Excerpts from a figure dataset

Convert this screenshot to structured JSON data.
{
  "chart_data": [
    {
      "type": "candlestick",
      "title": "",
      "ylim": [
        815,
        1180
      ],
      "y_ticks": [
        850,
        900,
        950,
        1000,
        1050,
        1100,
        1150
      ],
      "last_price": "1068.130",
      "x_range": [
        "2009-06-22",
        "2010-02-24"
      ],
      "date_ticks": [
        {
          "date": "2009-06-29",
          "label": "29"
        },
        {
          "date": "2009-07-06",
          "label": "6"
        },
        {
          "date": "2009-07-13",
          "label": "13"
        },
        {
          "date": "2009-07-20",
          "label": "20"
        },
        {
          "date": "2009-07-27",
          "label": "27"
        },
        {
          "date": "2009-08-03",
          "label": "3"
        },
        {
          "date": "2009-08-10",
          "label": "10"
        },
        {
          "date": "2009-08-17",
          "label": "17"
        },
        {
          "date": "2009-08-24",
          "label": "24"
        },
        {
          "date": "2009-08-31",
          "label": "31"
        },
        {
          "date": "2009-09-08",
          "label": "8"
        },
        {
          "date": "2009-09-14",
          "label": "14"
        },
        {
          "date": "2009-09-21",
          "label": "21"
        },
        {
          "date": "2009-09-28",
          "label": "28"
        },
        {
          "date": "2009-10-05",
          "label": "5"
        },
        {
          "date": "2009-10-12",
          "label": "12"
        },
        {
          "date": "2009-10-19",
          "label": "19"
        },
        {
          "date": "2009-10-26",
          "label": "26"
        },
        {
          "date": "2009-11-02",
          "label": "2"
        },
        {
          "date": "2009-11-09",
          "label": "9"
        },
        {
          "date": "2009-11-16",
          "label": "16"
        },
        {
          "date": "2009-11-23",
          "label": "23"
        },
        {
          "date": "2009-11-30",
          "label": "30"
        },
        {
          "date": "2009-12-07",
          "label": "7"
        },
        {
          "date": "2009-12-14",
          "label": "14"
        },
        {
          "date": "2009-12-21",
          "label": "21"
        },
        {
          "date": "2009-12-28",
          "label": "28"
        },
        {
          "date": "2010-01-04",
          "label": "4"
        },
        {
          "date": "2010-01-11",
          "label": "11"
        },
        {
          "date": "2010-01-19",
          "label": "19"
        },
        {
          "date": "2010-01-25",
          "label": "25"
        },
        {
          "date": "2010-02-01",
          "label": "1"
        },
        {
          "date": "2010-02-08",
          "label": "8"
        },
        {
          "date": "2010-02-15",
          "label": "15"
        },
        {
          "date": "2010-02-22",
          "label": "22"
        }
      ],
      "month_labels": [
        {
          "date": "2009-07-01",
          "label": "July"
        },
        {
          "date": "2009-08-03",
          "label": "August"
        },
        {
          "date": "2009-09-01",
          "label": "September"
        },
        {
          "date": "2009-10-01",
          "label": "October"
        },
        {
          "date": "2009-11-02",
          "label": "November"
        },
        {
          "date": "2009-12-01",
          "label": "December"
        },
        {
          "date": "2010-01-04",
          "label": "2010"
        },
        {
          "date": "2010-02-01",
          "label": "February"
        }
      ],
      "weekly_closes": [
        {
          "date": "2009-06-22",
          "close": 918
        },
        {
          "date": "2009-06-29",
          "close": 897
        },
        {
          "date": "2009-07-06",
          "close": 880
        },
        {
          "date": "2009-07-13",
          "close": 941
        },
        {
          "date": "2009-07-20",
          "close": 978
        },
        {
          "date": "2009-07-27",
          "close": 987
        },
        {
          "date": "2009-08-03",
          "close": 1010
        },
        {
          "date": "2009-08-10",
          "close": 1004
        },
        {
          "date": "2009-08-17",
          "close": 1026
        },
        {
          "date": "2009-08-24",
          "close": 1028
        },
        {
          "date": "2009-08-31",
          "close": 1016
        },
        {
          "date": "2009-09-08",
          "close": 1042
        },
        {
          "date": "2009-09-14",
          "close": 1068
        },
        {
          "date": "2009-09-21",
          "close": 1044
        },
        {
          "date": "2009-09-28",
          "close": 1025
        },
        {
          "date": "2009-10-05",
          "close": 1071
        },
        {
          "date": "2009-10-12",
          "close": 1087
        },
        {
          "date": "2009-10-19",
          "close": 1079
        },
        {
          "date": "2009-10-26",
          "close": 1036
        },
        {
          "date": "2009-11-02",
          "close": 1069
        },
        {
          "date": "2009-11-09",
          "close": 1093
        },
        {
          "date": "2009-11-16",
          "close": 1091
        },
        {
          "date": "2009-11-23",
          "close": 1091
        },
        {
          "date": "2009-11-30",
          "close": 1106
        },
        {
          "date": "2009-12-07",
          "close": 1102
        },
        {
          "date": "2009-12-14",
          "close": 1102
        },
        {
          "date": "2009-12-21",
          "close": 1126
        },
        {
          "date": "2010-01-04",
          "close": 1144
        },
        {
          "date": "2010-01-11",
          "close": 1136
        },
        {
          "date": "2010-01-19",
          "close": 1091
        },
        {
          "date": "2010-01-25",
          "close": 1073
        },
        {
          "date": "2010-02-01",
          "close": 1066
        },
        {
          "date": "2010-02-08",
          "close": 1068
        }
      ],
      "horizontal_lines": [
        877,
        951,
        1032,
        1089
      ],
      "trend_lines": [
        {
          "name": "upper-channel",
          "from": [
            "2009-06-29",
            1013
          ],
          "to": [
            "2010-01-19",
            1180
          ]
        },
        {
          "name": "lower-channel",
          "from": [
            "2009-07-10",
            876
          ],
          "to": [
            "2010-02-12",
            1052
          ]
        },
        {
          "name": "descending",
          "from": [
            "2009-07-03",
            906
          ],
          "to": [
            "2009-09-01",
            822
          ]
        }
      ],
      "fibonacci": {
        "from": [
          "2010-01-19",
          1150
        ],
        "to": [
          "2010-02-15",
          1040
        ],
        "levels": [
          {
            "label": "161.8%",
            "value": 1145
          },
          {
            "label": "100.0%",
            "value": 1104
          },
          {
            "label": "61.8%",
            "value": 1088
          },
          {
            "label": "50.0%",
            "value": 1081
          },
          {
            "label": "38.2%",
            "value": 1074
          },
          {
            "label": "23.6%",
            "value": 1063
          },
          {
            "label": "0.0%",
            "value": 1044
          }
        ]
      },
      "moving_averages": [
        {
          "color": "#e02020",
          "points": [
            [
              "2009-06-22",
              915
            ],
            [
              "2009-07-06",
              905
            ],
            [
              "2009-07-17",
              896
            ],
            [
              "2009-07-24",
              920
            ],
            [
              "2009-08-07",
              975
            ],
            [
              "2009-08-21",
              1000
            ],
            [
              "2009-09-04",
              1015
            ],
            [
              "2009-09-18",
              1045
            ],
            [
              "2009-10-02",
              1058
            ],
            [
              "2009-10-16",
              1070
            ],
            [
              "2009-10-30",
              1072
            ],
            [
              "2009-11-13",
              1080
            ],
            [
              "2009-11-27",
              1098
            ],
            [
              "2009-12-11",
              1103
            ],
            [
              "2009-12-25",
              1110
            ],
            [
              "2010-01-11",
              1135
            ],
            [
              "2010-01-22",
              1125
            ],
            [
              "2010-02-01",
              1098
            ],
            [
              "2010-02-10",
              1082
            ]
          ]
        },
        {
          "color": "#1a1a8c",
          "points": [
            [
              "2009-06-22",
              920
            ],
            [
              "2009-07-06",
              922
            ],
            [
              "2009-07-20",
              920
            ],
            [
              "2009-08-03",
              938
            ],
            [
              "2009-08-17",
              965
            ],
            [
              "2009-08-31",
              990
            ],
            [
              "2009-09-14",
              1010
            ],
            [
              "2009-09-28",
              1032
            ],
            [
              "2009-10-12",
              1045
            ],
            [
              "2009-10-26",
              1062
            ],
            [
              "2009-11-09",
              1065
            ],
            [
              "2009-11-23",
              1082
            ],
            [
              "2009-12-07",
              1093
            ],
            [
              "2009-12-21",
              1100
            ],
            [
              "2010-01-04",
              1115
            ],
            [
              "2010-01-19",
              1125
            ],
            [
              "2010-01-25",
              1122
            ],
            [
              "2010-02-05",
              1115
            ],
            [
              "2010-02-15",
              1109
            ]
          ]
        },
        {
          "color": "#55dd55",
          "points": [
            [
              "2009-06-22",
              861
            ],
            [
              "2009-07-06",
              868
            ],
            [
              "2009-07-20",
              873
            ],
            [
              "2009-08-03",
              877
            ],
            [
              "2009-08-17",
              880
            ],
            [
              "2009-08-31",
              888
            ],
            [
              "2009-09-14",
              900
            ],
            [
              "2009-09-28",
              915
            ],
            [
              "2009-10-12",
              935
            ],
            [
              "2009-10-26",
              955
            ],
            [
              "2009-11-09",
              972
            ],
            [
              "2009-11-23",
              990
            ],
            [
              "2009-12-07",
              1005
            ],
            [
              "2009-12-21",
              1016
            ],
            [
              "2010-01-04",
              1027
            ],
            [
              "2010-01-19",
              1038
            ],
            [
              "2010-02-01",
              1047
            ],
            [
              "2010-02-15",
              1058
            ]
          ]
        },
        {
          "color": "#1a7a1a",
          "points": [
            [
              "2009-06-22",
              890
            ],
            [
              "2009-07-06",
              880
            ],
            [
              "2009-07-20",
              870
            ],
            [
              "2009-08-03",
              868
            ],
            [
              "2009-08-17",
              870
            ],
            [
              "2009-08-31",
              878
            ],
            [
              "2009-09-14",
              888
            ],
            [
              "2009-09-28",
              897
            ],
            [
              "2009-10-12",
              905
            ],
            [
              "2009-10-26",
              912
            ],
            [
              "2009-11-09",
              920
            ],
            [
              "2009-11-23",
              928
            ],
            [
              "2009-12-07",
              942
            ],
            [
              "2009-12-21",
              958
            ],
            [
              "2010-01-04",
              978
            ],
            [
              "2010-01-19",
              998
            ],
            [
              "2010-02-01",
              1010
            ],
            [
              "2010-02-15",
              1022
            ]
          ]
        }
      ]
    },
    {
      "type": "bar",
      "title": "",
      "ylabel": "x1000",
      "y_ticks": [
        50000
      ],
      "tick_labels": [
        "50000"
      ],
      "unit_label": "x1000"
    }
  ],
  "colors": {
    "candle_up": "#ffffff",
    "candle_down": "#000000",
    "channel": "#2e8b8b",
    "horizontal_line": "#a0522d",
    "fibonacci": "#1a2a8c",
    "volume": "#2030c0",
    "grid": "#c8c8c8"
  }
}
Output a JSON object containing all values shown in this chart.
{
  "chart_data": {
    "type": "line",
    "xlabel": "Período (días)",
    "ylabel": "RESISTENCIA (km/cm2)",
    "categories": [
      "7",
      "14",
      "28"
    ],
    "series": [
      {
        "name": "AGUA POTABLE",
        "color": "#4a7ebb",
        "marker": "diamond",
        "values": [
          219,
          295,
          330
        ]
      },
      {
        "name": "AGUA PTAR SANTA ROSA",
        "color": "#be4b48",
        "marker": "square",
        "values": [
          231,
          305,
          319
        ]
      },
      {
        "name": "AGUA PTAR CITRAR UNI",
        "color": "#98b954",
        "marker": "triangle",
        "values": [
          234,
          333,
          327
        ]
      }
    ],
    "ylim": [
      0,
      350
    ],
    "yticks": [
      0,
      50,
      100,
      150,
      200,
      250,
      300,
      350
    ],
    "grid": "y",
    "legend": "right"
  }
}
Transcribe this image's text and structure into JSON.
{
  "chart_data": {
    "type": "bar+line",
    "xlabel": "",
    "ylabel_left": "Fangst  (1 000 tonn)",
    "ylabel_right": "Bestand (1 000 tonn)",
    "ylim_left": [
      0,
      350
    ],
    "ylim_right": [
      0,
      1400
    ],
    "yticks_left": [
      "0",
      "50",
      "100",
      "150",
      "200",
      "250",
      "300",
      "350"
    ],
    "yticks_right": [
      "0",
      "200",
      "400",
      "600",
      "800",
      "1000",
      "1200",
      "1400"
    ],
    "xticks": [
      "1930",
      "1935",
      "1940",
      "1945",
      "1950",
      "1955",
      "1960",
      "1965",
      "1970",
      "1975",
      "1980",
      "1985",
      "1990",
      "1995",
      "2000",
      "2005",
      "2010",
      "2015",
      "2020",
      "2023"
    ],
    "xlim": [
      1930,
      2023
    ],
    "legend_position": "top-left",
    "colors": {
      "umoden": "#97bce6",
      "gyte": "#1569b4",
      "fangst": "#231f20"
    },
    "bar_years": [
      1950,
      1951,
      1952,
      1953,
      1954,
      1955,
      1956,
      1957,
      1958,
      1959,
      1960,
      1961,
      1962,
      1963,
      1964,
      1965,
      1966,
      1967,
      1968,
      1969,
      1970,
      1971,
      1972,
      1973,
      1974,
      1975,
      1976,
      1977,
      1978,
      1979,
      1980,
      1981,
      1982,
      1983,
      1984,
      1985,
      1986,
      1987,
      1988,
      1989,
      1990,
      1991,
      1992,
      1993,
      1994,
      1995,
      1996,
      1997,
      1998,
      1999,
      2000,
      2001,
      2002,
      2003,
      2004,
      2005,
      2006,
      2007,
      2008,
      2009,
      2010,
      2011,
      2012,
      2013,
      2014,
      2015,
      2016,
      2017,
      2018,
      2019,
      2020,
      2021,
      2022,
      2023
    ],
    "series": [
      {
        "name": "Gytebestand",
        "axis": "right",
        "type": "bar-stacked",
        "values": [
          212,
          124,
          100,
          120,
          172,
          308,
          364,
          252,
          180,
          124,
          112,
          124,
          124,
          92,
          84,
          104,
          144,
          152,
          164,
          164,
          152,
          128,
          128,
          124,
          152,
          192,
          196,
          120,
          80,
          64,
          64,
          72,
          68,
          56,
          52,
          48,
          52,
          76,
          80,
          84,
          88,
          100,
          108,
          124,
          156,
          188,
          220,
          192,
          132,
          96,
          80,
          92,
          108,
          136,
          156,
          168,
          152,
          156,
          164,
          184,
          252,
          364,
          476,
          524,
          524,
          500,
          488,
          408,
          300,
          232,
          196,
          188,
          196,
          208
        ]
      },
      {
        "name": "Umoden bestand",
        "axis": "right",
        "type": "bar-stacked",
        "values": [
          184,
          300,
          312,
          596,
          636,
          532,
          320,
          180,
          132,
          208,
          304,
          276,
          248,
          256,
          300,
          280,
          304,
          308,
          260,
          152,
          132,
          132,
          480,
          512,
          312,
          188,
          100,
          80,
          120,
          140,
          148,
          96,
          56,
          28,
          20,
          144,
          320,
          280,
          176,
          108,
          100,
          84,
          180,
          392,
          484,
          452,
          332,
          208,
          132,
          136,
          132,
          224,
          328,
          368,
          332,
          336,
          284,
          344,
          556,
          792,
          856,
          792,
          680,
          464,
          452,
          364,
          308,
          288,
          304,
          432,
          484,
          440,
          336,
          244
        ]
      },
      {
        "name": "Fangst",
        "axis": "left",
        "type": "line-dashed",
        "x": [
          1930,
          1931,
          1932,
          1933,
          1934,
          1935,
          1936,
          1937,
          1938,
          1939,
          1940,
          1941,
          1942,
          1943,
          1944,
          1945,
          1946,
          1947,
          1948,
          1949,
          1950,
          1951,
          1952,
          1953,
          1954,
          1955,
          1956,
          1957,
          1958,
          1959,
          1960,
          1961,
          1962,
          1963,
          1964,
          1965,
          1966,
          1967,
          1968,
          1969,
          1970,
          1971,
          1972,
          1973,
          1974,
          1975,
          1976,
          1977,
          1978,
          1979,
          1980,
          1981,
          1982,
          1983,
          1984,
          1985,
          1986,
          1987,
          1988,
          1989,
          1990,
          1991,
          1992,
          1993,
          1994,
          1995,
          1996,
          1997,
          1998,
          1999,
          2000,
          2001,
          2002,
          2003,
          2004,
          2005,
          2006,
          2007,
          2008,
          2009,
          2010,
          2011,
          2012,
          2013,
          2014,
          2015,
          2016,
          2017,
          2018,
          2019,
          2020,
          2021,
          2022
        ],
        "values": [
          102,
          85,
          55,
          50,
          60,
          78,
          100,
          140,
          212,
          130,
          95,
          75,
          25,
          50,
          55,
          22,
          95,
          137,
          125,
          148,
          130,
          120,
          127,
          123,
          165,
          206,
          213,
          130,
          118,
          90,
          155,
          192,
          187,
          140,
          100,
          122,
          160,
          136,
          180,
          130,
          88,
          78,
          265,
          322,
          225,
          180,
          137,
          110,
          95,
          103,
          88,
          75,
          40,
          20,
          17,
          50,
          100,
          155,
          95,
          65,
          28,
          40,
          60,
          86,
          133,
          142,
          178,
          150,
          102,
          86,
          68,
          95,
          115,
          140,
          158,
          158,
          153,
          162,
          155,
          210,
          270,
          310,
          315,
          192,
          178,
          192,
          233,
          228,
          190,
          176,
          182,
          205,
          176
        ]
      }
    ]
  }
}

◆ **INSTRUCTION**
Each line that holds the string "PTAR" counts once; give the total and nothing else.

◆ **COMPLETE ANSWER**
2